» Objective: Exactly as they appear, output all of the entries.
--- Begin Entries shown ---
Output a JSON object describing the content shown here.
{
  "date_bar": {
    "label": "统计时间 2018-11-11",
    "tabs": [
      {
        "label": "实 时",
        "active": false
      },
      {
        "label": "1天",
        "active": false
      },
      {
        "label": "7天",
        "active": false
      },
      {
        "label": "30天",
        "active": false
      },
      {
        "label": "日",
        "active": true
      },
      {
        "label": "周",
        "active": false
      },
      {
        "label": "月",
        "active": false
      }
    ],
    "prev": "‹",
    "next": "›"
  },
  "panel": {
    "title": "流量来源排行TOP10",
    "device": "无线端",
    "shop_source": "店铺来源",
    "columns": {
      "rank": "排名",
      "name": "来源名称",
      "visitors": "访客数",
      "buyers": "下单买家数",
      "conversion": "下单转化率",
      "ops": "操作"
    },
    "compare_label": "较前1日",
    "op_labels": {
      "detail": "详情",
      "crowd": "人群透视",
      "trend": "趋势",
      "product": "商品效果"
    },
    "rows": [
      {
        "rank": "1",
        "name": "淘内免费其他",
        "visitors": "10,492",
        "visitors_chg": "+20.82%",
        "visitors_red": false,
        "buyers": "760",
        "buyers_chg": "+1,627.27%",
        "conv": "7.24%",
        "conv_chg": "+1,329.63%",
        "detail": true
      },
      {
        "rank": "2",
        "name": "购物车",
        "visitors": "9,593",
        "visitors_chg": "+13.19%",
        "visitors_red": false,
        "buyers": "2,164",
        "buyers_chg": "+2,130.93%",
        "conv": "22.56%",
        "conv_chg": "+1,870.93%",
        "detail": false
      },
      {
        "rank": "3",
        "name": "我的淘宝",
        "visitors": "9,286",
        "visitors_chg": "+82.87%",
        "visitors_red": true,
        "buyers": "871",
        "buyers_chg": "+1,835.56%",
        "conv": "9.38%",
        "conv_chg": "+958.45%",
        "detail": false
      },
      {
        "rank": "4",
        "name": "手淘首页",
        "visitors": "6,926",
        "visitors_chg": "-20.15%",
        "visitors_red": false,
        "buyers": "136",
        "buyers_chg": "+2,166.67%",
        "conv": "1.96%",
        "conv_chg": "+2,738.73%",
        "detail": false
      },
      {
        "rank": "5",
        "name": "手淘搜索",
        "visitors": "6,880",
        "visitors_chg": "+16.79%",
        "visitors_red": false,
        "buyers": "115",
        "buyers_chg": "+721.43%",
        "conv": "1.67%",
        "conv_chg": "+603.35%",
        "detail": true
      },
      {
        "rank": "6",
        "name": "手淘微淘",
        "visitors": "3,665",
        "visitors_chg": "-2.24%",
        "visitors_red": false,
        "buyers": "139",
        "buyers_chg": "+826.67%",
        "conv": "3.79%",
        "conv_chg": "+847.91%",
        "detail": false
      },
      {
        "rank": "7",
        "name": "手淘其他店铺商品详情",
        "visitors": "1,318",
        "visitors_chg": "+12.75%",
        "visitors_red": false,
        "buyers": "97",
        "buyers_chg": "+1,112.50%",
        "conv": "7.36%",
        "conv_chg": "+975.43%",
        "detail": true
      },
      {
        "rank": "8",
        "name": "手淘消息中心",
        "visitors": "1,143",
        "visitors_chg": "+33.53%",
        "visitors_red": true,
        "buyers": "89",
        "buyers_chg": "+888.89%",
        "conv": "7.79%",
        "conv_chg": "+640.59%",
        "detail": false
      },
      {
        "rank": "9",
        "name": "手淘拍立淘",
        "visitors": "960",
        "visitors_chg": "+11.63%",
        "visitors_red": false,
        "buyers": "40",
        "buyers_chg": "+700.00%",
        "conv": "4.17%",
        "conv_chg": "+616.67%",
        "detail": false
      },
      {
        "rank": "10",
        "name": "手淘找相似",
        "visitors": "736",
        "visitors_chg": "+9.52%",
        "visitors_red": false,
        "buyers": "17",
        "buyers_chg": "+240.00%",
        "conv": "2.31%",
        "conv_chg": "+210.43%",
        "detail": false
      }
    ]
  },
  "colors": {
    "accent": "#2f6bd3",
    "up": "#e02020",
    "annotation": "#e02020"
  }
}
--- End Entries shown ---
» Exercise response:
Output a JSON object describing the content shown here.
{
  "date_bar": {
    "label": "统计时间 2018-11-11",
    "tabs": [
      {
        "label": "实 时",
        "active": false
      },
      {
        "label": "1天",
        "active": false
      },
      {
        "label": "7天",
        "active": false
      },
      {
        "label": "30天",
        "active": false
      },
      {
        "label": "日",
        "active": true
      },
      {
        "label": "周",
        "active": false
      },
      {
        "label": "月",
        "active": false
      }
    ],
    "prev": "‹",
    "next": "›"
  },
  "panel": {
    "title": "流量来源排行TOP10",
    "device": "无线端",
    "shop_source": "店铺来源",
    "columns": {
      "rank": "排名",
      "name": "来源名称",
      "visitors": "访客数",
      "buyers": "下单买家数",
      "conversion": "下单转化率",
      "ops": "操作"
    },
    "compare_label": "较前1日",
    "op_labels": {
      "detail": "详情",
      "crowd": "人群透视",
      "trend": "趋势",
      "product": "商品效果"
    },
    "rows": [
      {
        "rank": "1",
        "name": "淘内免费其他",
        "visitors": "10,492",
        "visitors_chg": "+20.82%",
        "visitors_red": false,
        "buyers": "760",
        "buyers_chg": "+1,627.27%",
        "conv": "7.24%",
        "conv_chg": "+1,329.63%",
        "detail": true
      },
      {
        "rank": "2",
        "name": "购物车",
        "visitors": "9,593",
        "visitors_chg": "+13.19%",
        "visitors_red": false,
        "buyers": "2,164",
        "buyers_chg": "+2,130.93%",
        "conv": "22.56%",
        "conv_chg": "+1,870.93%",
        "detail": false
      },
      {
        "rank": "3",
        "name": "我的淘宝",
        "visitors": "9,286",
        "visitors_chg": "+82.87%",
        "visitors_red": true,
        "buyers": "871",
        "buyers_chg": "+1,835.56%",
        "conv": "9.38%",
        "conv_chg": "+958.45%",
        "detail": false
      },
      {
        "rank": "4",
        "name": "手淘首页",
        "visitors": "6,926",
        "visitors_chg": "-20.15%",
        "visitors_red": false,
        "buyers": "136",
        "buyers_chg": "+2,166.67%",
        "conv": "1.96%",
        "conv_chg": "+2,738.73%",
        "detail": false
      },
      {
        "rank": "5",
        "name": "手淘搜索",
        "visitors": "6,880",
        "visitors_chg": "+16.79%",
        "visitors_red": false,
        "buyers": "115",
        "buyers_chg": "+721.43%",
        "conv": "1.67%",
        "conv_chg": "+603.35%",
        "detail": true
      },
      {
        "rank": "6",
        "name": "手淘微淘",
        "visitors": "3,665",
        "visitors_chg": "-2.24%",
        "visitors_red": false,
        "buyers": "139",
        "buyers_chg": "+826.67%",
        "conv": "3.79%",
        "conv_chg": "+847.91%",
        "detail": false
      },
      {
        "rank": "7",
        "name": "手淘其他店铺商品详情",
        "visitors": "1,318",
        "visitors_chg": "+12.75%",
        "visitors_red": false,
        "buyers": "97",
        "buyers_chg": "+1,112.50%",
        "conv": "7.36%",
        "conv_chg": "+975.43%",
        "detail": true
      },
      {
        "rank": "8",
        "name": "手淘消息中心",
        "visitors": "1,143",
        "visitors_chg": "+33.53%",
        "visitors_red": true,
        "buyers": "89",
        "buyers_chg": "+888.89%",
        "conv": "7.79%",
        "conv_chg": "+640.59%",
        "detail": false
      },
      {
        "rank": "9",
        "name": "手淘拍立淘",
        "visitors": "960",
        "visitors_chg": "+11.63%",
        "visitors_red": false,
        "buyers": "40",
        "buyers_chg": "+700.00%",
        "conv": "4.17%",
        "conv_chg": "+616.67%",
        "detail": false
      },
      {
        "rank": "10",
        "name": "手淘找相似",
        "visitors": "736",
        "visitors_chg": "+9.52%",
        "visitors_red": false,
        "buyers": "17",
        "buyers_chg": "+240.00%",
        "conv": "2.31%",
        "conv_chg": "+210.43%",
        "detail": false
      }
    ]
  },
  "colors": {
    "accent": "#2f6bd3",
    "up": "#e02020",
    "annotation": "#e02020"
  }
}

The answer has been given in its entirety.